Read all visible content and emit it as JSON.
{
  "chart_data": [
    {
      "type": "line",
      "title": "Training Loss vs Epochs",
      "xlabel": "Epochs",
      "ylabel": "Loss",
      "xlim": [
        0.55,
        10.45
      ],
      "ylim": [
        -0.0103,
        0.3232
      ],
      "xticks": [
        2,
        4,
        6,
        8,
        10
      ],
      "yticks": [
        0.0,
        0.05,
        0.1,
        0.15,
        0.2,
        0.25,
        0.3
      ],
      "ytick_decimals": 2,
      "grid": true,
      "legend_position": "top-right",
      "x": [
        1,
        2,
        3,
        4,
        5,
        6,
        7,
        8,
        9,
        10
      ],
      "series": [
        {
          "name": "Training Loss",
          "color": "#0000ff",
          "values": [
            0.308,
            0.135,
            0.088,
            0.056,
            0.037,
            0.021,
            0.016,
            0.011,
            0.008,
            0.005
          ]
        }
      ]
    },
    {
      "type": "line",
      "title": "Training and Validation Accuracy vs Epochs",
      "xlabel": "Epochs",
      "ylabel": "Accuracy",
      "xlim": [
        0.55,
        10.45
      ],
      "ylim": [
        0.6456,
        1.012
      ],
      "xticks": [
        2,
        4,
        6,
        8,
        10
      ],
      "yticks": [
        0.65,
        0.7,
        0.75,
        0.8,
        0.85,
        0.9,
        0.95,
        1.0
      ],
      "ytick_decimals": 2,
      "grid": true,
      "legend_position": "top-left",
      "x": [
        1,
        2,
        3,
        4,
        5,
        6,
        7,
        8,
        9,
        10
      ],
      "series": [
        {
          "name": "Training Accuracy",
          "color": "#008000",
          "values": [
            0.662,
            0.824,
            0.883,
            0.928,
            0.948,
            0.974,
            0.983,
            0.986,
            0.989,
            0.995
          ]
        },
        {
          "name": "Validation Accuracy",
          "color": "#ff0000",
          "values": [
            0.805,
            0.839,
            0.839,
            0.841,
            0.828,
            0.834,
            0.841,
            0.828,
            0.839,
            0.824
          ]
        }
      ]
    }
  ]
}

━━━━━━━━

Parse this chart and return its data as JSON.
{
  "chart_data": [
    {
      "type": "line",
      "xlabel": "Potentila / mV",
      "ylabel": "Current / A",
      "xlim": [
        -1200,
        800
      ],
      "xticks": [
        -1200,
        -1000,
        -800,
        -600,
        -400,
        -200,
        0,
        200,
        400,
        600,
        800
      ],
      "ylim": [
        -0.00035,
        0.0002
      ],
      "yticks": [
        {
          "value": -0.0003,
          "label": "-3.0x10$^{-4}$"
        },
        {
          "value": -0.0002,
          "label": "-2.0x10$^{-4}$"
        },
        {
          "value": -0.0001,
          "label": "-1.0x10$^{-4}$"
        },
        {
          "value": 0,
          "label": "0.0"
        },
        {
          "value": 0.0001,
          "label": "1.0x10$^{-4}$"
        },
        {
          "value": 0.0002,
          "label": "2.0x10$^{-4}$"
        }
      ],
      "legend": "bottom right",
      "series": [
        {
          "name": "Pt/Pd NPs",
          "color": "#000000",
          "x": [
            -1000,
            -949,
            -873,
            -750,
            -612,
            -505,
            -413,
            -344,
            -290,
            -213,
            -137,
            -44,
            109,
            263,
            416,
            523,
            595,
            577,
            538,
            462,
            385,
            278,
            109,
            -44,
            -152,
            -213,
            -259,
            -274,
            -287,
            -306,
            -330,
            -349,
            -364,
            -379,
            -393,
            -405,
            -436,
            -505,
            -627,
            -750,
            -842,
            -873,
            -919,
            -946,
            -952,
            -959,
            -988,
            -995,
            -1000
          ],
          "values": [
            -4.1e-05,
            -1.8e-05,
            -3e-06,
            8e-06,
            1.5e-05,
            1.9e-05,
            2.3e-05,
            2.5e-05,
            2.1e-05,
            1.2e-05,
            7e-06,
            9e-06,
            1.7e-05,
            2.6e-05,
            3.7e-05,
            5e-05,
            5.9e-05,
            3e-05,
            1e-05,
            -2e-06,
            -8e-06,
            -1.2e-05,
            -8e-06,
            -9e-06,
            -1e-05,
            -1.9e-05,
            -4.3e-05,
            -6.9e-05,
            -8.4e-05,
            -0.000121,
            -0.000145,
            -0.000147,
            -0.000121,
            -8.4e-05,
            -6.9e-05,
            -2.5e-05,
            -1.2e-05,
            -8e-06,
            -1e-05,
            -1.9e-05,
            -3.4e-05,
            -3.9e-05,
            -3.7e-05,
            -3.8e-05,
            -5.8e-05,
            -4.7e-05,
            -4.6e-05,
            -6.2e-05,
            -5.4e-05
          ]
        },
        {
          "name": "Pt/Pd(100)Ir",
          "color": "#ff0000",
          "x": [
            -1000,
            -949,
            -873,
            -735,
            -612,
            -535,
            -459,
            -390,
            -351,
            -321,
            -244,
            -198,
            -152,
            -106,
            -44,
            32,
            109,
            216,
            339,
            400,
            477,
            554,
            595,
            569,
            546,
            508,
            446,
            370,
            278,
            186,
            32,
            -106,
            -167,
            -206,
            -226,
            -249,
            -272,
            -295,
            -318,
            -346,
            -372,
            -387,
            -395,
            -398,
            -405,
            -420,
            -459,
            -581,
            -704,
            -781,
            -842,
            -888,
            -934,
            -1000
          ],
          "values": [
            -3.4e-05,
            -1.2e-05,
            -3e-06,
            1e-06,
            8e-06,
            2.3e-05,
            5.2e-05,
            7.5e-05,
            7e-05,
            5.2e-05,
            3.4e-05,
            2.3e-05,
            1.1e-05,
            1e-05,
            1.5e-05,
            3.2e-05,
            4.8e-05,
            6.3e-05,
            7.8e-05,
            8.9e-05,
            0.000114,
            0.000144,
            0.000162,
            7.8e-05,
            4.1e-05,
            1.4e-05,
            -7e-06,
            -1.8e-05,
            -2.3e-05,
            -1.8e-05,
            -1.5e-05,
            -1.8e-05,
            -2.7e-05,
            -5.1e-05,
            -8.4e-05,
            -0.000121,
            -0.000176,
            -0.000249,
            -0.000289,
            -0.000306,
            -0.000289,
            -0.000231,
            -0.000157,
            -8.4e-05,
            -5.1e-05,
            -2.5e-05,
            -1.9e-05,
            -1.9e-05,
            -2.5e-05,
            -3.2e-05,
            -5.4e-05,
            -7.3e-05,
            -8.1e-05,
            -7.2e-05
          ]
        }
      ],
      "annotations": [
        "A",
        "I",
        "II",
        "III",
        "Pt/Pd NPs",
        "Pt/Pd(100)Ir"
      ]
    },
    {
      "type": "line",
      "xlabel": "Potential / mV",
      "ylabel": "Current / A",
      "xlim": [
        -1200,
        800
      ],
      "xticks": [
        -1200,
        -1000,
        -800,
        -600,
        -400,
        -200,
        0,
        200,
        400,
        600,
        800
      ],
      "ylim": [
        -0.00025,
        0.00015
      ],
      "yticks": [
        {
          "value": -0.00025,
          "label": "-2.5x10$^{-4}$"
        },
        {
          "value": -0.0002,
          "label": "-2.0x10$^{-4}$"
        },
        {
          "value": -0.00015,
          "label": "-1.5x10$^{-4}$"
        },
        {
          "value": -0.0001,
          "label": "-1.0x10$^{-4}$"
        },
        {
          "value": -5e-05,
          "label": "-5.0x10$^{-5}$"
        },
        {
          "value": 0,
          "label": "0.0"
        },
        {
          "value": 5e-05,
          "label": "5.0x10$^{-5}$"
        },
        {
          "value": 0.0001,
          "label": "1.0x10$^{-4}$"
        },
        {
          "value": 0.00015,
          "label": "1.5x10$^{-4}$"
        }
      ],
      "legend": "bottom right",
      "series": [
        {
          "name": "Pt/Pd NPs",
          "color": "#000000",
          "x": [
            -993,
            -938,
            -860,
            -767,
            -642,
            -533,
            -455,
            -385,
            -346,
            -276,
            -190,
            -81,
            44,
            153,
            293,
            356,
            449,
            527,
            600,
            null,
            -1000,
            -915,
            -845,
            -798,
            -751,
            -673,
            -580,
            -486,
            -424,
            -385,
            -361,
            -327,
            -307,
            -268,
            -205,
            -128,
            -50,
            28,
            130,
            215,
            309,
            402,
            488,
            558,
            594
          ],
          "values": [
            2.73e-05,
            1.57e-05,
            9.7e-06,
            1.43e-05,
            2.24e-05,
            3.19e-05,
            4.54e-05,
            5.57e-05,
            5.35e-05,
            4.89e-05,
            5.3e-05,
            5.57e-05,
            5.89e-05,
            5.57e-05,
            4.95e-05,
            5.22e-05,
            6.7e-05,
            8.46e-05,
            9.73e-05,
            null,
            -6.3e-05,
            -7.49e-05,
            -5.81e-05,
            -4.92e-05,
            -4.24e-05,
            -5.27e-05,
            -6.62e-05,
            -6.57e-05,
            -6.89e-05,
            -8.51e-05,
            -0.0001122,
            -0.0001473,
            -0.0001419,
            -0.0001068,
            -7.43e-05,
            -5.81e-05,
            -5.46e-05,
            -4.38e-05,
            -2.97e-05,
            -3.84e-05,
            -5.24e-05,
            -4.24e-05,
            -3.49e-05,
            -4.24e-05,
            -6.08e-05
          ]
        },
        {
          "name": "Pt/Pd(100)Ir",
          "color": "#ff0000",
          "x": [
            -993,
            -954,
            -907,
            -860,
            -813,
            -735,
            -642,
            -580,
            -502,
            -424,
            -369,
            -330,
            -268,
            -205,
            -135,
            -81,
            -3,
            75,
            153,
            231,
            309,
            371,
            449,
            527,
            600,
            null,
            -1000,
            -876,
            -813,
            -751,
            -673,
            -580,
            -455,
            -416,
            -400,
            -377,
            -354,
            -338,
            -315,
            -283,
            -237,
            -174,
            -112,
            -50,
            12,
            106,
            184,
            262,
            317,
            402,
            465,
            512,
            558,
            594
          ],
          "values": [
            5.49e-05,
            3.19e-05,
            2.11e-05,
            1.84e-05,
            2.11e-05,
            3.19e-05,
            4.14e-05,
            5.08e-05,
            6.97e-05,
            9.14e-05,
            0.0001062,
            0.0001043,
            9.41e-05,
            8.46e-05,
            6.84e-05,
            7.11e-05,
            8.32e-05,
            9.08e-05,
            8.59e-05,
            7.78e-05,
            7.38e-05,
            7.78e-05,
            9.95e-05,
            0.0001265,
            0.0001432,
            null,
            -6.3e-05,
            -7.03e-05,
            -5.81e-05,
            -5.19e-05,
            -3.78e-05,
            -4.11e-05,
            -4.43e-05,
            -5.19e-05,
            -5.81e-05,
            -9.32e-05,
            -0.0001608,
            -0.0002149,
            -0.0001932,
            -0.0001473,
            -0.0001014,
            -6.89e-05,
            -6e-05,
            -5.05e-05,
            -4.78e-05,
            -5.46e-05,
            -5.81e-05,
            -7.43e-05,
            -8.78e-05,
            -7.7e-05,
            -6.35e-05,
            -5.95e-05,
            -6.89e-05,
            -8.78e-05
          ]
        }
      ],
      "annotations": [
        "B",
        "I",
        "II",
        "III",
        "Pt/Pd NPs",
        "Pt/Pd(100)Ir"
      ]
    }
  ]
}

━━━━━━━━

EXERCISE REQUIREMENTS: Where a line above contains the string "name", copy that line.

EXPECTED ANSWER:
          "name": "Training Loss",
          "name": "Training Accuracy",
          "name": "Validation Accuracy",
          "name": "Pt/Pd NPs",
          "name": "Pt/Pd(100)Ir",
          "name": "Pt/Pd NPs",
          "name": "Pt/Pd(100)Ir",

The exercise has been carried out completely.